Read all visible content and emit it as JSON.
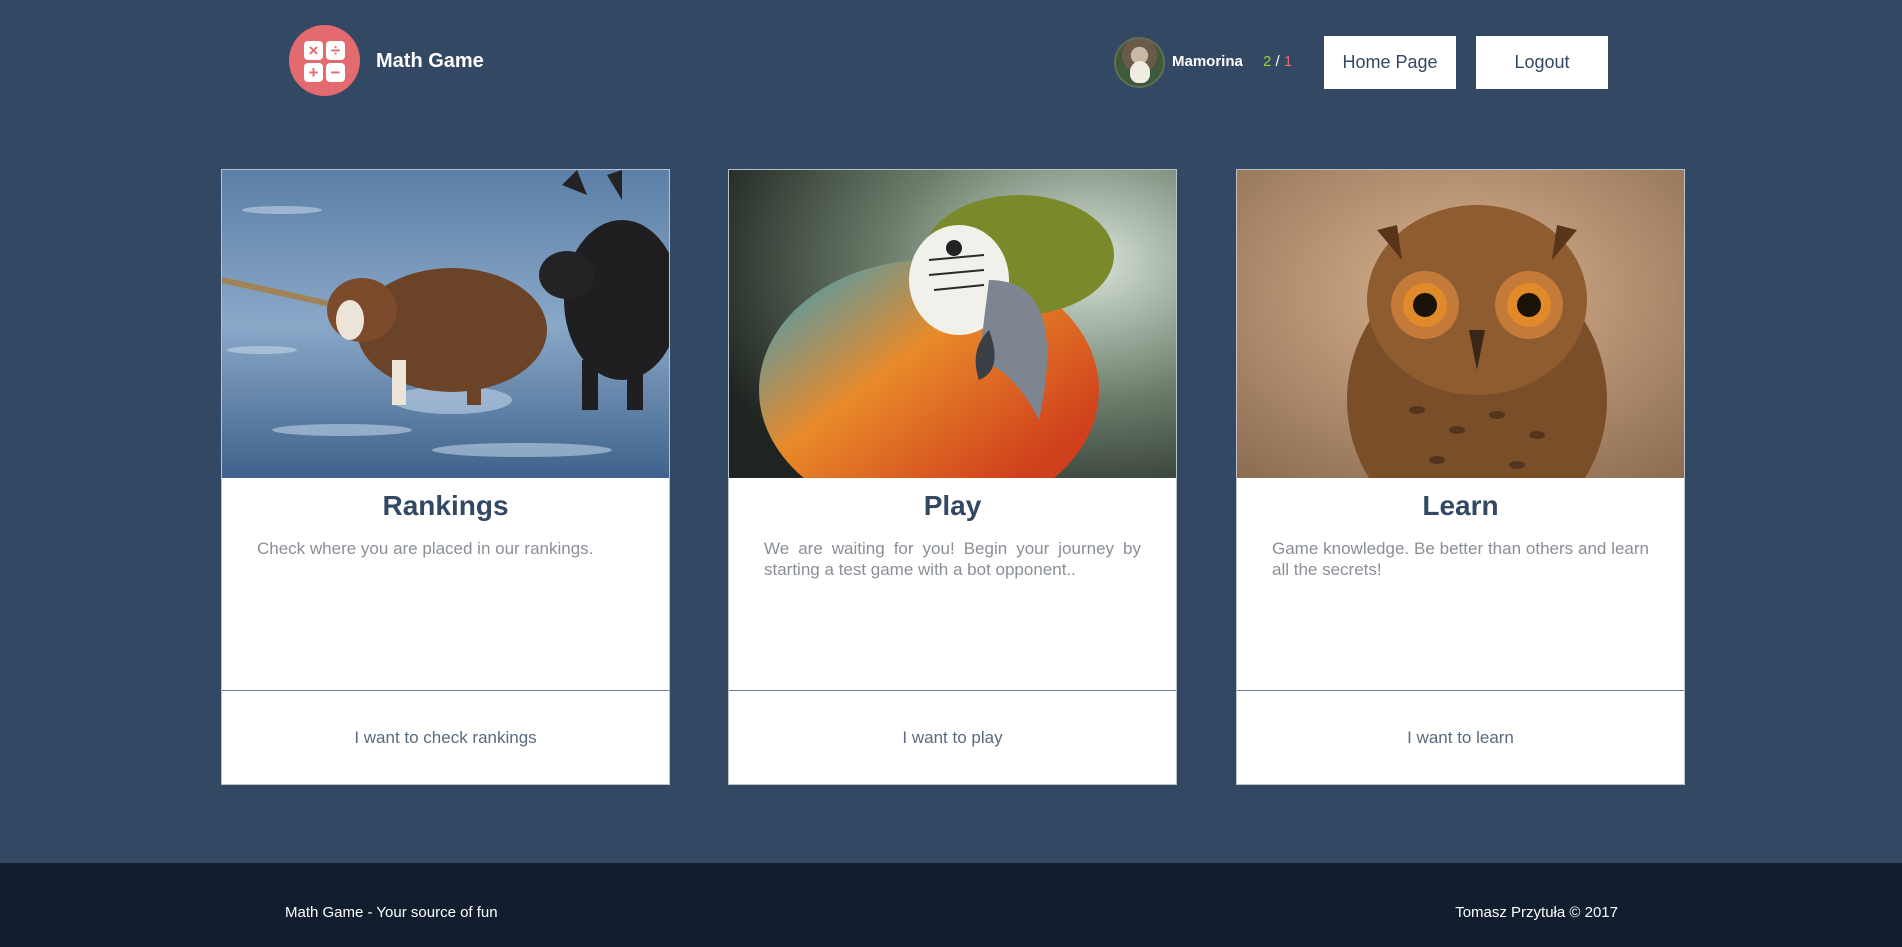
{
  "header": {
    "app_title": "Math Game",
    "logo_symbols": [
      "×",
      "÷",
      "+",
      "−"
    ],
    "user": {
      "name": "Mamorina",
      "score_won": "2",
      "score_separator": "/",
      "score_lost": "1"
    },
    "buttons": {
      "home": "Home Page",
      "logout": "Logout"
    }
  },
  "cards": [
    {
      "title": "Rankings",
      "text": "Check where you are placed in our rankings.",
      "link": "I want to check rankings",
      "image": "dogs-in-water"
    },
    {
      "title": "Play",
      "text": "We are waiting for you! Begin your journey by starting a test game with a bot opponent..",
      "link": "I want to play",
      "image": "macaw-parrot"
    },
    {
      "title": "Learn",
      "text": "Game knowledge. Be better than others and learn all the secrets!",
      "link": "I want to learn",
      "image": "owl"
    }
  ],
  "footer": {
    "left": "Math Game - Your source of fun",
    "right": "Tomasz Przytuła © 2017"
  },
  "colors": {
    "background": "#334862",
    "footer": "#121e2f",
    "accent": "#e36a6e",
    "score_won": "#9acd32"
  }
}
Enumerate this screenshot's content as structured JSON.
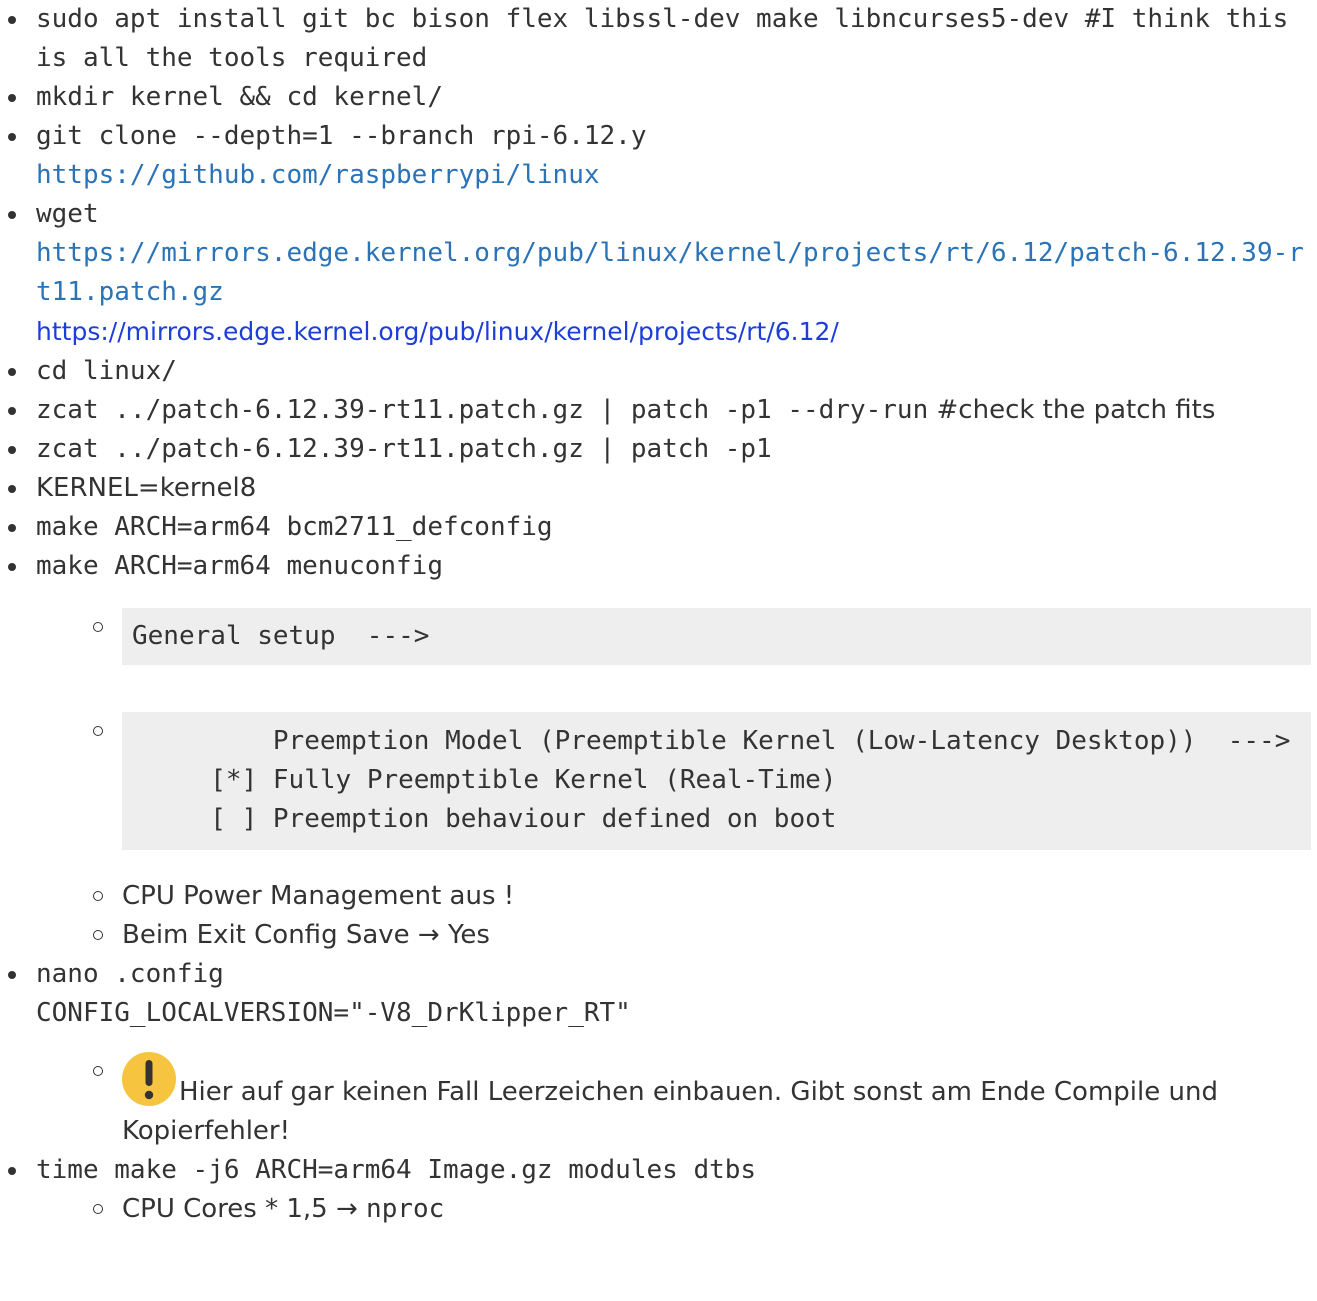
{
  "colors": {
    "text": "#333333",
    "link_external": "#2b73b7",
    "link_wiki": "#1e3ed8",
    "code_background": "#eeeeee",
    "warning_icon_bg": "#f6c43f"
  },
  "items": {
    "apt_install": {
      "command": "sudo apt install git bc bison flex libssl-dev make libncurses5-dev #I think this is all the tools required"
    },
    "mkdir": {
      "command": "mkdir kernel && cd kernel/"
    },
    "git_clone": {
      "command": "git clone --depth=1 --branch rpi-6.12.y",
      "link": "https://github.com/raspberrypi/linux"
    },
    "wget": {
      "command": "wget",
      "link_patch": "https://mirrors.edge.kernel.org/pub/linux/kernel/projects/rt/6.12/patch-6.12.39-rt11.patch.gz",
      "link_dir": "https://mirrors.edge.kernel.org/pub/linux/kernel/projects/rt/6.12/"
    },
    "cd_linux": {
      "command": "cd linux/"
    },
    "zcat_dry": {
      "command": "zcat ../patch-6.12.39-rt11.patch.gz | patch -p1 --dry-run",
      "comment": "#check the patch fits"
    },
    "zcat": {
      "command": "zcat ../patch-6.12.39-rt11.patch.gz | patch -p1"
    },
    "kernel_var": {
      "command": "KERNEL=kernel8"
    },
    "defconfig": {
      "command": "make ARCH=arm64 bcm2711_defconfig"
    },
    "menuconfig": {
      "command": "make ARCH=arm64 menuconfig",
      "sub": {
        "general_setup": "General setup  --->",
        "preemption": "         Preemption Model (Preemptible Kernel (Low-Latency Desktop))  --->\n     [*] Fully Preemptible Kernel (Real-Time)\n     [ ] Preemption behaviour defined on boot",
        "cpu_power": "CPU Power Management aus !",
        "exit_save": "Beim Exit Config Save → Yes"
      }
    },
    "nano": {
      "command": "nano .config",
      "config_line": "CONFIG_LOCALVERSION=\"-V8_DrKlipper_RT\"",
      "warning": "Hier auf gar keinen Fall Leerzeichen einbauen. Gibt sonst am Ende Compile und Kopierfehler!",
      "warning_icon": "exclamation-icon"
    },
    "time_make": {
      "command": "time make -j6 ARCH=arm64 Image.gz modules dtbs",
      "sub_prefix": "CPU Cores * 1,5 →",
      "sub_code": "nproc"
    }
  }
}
...
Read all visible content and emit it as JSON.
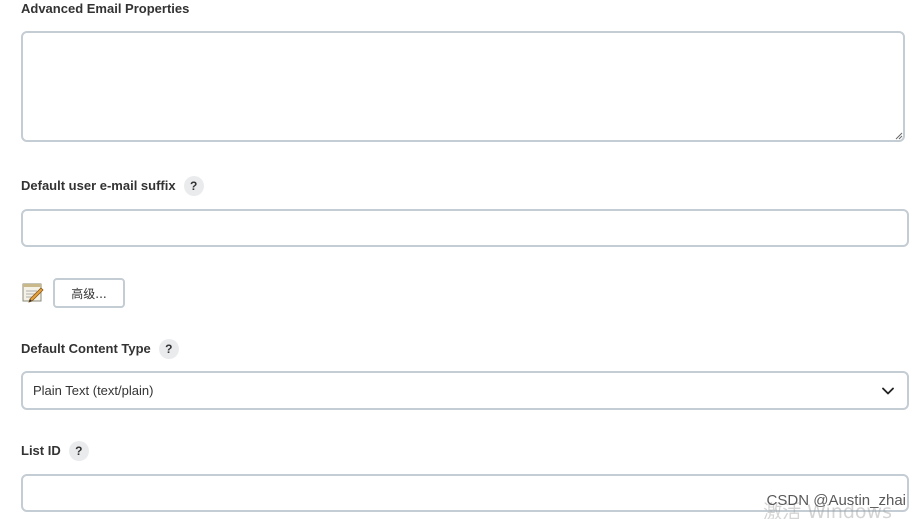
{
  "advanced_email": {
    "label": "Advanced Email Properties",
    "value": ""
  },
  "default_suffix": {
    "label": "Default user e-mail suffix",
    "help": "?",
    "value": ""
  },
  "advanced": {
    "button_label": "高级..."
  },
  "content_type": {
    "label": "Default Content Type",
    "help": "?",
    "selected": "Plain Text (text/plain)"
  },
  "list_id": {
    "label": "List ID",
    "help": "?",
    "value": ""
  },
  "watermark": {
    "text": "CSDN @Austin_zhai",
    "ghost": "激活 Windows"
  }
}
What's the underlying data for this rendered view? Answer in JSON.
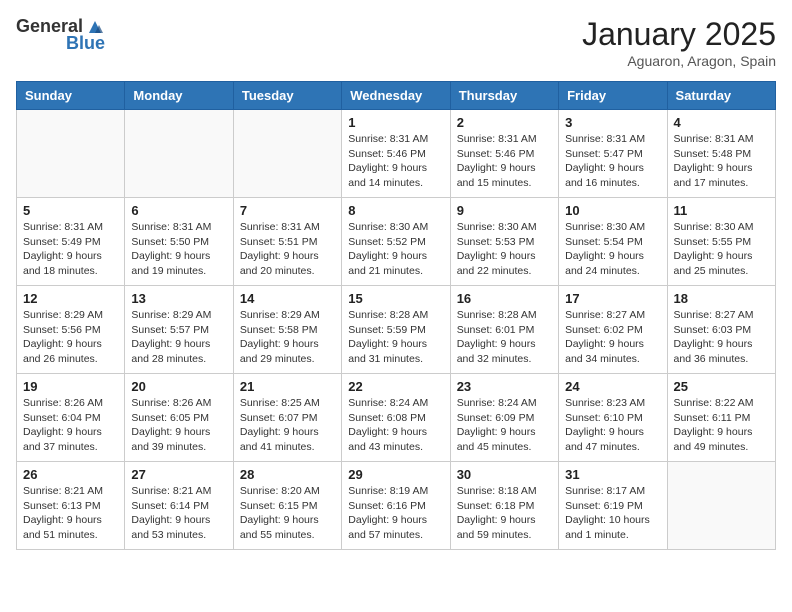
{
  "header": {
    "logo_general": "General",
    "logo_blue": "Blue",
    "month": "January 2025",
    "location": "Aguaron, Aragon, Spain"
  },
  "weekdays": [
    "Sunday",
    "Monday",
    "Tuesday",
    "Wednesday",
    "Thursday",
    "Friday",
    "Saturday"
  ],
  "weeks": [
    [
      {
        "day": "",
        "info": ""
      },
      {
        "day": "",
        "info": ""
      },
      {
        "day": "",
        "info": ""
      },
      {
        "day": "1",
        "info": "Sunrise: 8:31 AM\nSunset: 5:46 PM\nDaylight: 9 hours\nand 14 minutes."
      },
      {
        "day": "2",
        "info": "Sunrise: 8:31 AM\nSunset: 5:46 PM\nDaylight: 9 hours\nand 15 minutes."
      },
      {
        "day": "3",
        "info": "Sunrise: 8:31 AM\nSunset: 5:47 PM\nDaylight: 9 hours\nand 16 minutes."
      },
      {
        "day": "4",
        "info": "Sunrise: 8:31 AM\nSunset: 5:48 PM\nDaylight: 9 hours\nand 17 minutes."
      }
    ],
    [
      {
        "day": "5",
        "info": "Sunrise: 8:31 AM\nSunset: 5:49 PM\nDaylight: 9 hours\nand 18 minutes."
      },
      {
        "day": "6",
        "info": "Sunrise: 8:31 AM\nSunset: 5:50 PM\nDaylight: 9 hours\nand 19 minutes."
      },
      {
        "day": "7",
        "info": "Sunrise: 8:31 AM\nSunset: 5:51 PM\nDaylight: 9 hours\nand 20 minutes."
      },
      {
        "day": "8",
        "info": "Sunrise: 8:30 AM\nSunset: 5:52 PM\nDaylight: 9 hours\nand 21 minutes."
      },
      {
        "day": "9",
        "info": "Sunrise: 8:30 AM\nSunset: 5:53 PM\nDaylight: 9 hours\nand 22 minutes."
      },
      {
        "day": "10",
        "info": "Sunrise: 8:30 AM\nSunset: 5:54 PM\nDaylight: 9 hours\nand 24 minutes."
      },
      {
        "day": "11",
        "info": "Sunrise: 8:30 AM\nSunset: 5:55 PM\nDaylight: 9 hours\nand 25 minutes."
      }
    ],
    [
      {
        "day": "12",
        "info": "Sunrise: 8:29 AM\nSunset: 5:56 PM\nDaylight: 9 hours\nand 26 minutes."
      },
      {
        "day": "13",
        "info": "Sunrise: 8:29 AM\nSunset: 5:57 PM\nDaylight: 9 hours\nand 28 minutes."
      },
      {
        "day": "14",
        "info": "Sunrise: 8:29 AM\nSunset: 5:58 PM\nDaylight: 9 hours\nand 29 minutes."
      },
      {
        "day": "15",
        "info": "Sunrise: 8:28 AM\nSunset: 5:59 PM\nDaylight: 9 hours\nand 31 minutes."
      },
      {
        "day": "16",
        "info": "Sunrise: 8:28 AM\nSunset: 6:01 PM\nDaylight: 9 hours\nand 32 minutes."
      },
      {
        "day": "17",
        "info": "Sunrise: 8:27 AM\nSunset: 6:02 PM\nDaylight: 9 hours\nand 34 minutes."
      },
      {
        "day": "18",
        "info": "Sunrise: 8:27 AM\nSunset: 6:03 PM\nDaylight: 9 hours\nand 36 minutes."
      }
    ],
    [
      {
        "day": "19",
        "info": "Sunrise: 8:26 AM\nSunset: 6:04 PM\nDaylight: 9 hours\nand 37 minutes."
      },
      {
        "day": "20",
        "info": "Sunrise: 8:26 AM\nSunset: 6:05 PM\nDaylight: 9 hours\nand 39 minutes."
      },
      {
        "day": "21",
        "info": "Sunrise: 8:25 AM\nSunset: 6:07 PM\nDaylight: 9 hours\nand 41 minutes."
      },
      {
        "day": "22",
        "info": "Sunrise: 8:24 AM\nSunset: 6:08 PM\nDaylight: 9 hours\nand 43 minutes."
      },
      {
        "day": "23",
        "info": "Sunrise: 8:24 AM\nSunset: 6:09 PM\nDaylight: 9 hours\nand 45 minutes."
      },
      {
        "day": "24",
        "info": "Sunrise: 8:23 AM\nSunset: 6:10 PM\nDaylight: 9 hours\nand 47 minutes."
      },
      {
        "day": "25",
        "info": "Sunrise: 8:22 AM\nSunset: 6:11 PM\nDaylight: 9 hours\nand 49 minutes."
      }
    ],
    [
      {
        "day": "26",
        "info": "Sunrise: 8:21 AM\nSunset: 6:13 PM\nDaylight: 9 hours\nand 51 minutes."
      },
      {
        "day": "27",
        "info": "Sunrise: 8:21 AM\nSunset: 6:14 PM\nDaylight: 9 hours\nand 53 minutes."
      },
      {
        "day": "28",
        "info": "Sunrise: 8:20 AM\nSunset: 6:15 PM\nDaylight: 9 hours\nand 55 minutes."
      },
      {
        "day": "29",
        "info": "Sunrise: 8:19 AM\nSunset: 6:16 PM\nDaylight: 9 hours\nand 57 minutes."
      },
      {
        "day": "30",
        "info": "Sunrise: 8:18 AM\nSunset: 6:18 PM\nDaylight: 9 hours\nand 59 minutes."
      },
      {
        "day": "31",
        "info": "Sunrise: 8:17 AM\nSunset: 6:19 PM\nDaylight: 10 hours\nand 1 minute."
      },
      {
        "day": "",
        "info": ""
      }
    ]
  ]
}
...
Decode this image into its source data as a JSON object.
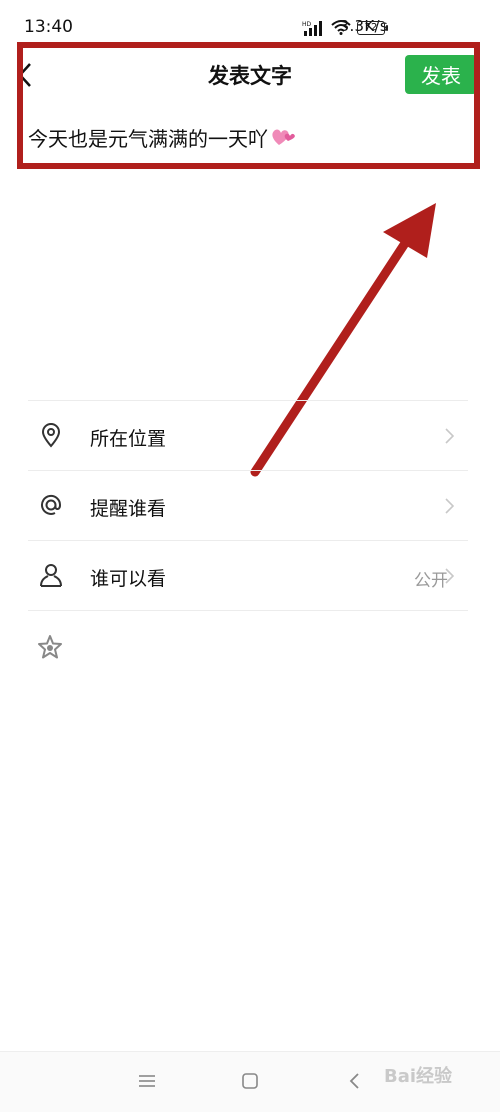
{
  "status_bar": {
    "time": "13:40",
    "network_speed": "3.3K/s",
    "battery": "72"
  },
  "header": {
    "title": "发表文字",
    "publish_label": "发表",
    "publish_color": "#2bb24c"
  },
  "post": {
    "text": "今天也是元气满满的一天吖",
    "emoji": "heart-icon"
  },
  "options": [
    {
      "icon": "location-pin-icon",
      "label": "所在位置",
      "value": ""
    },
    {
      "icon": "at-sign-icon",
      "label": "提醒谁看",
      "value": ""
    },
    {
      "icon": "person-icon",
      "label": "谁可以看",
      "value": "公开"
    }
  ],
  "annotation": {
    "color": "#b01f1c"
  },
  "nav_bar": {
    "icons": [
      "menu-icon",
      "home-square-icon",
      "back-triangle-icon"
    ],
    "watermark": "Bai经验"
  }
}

**WHAT IS NEEDED**: How many lines of the listing include the string "data"? Answer with the number alone.

**THE SOLUTION**: 2